__Stated task 1__
According to the passage on attachment theory, which period of a child's life does research show is critical to brain development?

__Passage given__
Adding a Parent: Attachment Theory and the Doe Family’s Divorce: An Example of Parent/Child Reunification

By David W. McMillan, Ph.D.

Attachment theory is the leading family psychology theory that describes the development of the family bond. The bond begins with the parents’ love, respect and passion for one another; the pride they feel when they become aware that each of them is loved by the other; that they share a bond, an attachment that inspires commitment and mutual support. Hopefully, the moment of conception represents the joy each provides the other.

It is this bond that is often symbolized by marriage and eventually by the birth of a child that forms their shared pride into their family. Our species wish if for the joy and pride shared by the parents to emanate to the child.

If the child is also blessed by this love and acceptance, the child develops a secure attachment and the values that come from being loved, cared for and provided for by his/her parents. Research of infant brain development has shown that the care a child receives in the first eighteen months of a child’s life is critical to brain development.

If during that first eighteen months, the child has a relationship with at least one of its parents, in which the child can count on a caring response when she cries out for help (often not knowing why) and the parent responds and comforts her, that child’s brain develops differently than the child who does not get this kind of parental response.

[Stored entries]
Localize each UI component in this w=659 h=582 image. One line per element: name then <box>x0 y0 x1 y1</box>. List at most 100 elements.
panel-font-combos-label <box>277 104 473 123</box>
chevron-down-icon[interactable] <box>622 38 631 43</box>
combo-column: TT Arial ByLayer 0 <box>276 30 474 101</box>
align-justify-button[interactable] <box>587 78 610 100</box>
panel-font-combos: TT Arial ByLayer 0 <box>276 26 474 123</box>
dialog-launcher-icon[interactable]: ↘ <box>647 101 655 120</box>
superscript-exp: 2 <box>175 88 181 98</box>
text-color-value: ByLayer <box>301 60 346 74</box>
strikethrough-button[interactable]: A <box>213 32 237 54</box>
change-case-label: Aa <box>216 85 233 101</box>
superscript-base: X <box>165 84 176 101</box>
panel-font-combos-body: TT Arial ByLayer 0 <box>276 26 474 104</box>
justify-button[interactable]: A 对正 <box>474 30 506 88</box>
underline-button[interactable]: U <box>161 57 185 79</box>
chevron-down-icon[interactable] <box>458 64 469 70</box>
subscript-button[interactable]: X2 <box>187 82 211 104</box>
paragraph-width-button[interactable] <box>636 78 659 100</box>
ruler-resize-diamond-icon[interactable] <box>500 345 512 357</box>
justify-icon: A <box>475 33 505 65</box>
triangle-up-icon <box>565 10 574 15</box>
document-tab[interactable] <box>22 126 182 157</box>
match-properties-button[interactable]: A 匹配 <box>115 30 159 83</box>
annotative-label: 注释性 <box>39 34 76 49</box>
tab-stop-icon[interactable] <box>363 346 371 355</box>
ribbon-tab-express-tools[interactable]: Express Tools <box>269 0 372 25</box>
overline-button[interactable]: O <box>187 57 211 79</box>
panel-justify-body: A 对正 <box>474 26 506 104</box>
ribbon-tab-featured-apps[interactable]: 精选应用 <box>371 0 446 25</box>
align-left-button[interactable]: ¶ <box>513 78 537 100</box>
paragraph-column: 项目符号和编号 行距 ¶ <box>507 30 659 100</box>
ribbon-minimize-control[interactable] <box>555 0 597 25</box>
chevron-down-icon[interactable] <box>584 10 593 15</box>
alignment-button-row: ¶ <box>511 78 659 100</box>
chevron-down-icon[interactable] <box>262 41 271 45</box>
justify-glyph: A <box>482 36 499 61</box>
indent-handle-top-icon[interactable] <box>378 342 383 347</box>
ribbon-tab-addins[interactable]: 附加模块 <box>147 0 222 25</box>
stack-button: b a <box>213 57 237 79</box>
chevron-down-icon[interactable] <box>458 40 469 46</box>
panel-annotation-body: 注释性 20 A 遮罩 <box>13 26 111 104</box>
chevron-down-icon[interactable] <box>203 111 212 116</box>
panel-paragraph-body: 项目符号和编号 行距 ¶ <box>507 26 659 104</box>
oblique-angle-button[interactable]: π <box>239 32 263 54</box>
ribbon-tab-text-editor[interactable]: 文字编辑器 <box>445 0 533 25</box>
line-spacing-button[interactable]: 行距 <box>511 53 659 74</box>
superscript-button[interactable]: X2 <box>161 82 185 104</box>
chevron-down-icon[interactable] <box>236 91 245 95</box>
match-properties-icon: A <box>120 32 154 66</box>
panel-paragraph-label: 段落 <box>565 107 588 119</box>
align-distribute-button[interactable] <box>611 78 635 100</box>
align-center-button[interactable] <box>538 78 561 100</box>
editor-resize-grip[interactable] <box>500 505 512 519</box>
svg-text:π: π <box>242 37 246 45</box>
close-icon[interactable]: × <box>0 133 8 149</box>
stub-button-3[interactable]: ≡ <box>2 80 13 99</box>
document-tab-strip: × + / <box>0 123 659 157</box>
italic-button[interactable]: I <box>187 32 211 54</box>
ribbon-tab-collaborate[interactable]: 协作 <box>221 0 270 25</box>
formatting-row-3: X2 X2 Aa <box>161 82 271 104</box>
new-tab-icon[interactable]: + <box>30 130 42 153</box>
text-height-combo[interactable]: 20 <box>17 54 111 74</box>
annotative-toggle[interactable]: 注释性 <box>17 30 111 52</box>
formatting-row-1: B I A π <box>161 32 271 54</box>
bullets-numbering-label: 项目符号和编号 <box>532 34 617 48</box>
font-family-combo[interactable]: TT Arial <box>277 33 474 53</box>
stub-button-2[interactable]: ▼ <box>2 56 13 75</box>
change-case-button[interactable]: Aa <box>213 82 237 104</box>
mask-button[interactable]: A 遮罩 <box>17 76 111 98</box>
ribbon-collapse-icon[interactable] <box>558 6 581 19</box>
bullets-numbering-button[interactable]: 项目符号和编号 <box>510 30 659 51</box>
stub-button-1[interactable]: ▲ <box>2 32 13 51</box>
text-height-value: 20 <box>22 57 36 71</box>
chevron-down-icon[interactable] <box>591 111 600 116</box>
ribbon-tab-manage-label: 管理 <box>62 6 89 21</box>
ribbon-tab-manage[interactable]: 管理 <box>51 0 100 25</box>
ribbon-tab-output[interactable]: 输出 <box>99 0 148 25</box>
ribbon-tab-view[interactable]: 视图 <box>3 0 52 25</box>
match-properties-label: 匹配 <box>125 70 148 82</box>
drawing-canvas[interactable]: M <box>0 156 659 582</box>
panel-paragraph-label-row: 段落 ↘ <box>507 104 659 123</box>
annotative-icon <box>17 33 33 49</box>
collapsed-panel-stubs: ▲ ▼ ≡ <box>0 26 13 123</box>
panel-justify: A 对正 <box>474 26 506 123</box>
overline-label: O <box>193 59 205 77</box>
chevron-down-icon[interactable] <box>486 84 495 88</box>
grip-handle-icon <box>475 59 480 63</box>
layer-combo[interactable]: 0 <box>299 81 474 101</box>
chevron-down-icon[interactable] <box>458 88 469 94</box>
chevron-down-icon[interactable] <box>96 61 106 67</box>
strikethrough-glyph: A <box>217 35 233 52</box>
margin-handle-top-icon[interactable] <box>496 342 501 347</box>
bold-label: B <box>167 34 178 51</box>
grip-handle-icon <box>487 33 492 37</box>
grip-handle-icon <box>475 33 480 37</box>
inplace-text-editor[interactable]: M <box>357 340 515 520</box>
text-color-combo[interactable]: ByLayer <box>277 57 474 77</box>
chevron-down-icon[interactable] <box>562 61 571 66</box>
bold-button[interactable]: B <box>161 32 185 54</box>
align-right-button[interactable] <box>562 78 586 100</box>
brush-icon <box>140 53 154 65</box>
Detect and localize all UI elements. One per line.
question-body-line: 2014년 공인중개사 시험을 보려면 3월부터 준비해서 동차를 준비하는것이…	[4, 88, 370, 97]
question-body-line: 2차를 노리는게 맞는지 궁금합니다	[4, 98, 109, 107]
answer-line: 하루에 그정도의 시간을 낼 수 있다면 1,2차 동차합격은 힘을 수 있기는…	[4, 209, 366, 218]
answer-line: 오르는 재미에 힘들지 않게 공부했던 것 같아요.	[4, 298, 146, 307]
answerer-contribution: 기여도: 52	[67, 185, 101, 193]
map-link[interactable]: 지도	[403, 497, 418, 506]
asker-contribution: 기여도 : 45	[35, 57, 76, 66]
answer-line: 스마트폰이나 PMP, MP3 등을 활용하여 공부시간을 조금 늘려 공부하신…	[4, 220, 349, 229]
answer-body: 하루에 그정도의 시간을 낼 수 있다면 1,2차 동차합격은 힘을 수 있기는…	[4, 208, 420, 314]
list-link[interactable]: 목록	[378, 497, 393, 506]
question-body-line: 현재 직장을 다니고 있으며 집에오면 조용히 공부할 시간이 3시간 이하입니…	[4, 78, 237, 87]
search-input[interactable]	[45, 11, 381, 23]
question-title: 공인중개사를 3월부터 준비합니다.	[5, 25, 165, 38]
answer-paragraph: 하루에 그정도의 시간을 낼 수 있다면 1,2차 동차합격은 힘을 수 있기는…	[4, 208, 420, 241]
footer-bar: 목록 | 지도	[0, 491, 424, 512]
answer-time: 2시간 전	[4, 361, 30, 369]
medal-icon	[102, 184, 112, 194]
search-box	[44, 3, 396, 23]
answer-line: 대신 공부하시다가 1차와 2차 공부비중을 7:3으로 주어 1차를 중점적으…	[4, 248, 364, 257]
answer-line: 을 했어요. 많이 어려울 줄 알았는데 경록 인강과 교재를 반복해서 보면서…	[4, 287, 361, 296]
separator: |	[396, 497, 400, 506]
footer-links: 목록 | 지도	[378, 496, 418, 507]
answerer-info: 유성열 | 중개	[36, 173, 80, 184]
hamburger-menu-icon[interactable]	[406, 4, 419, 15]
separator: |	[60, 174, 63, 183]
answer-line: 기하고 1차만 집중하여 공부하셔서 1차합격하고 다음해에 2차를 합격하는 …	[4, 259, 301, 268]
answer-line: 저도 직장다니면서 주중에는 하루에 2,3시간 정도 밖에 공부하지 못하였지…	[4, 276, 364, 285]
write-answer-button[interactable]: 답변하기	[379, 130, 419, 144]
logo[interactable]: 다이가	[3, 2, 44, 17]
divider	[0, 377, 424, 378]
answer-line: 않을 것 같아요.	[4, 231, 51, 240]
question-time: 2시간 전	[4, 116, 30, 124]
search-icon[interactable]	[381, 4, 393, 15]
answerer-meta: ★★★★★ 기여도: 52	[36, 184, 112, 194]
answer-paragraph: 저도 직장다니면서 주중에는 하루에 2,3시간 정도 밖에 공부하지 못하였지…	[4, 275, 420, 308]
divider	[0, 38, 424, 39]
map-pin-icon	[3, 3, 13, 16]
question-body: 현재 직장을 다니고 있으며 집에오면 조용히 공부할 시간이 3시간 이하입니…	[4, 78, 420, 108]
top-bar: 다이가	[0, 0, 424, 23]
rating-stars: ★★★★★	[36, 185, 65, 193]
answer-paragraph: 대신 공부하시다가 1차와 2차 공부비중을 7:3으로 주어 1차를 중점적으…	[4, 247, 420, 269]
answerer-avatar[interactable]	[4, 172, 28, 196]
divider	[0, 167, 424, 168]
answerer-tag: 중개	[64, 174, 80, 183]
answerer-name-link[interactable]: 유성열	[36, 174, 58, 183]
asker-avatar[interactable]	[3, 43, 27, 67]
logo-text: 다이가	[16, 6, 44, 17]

__Stated task 2__
Take the part of the listing that runs from its first line through the line containing "indent-handle-top-icon[interactable] <box>378 342", and write it out again with "chevron-down-icon" switched to "caret-down-icon" everywhere, leaving everything else unchanged.

__Full answer 1__
The first eighteen months of a child's life.

__Full answer 2__
Localize each UI component in this w=659 h=582 image. One line per element: name then <box>x0 y0 x1 y1</box>. List at most 100 elements.
panel-font-combos-label <box>277 104 473 123</box>
caret-down-icon[interactable] <box>622 38 631 43</box>
combo-column: TT Arial ByLayer 0 <box>276 30 474 101</box>
align-justify-button[interactable] <box>587 78 610 100</box>
panel-font-combos: TT Arial ByLayer 0 <box>276 26 474 123</box>
dialog-launcher-icon[interactable]: ↘ <box>647 101 655 120</box>
superscript-exp: 2 <box>175 88 181 98</box>
text-color-value: ByLayer <box>301 60 346 74</box>
strikethrough-button[interactable]: A <box>213 32 237 54</box>
change-case-label: Aa <box>216 85 233 101</box>
superscript-base: X <box>165 84 176 101</box>
panel-font-combos-body: TT Arial ByLayer 0 <box>276 26 474 104</box>
justify-button[interactable]: A 对正 <box>474 30 506 88</box>
underline-button[interactable]: U <box>161 57 185 79</box>
caret-down-icon[interactable] <box>458 64 469 70</box>
subscript-button[interactable]: X2 <box>187 82 211 104</box>
paragraph-width-button[interactable] <box>636 78 659 100</box>
ruler-resize-diamond-icon[interactable] <box>500 345 512 357</box>
justify-icon: A <box>475 33 505 65</box>
triangle-up-icon <box>565 10 574 15</box>
document-tab[interactable] <box>22 126 182 157</box>
match-properties-button[interactable]: A 匹配 <box>115 30 159 83</box>
annotative-label: 注释性 <box>39 34 76 49</box>
tab-stop-icon[interactable] <box>363 346 371 355</box>
ribbon-tab-express-tools[interactable]: Express Tools <box>269 0 372 25</box>
overline-button[interactable]: O <box>187 57 211 79</box>
panel-justify-body: A 对正 <box>474 26 506 104</box>
ribbon-tab-featured-apps[interactable]: 精选应用 <box>371 0 446 25</box>
align-left-button[interactable]: ¶ <box>513 78 537 100</box>
paragraph-column: 项目符号和编号 行距 ¶ <box>507 30 659 100</box>
ribbon-minimize-control[interactable] <box>555 0 597 25</box>
caret-down-icon[interactable] <box>584 10 593 15</box>
alignment-button-row: ¶ <box>511 78 659 100</box>
caret-down-icon[interactable] <box>262 41 271 45</box>
justify-glyph: A <box>482 36 499 61</box>
indent-handle-top-icon[interactable] <box>378 342 383 347</box>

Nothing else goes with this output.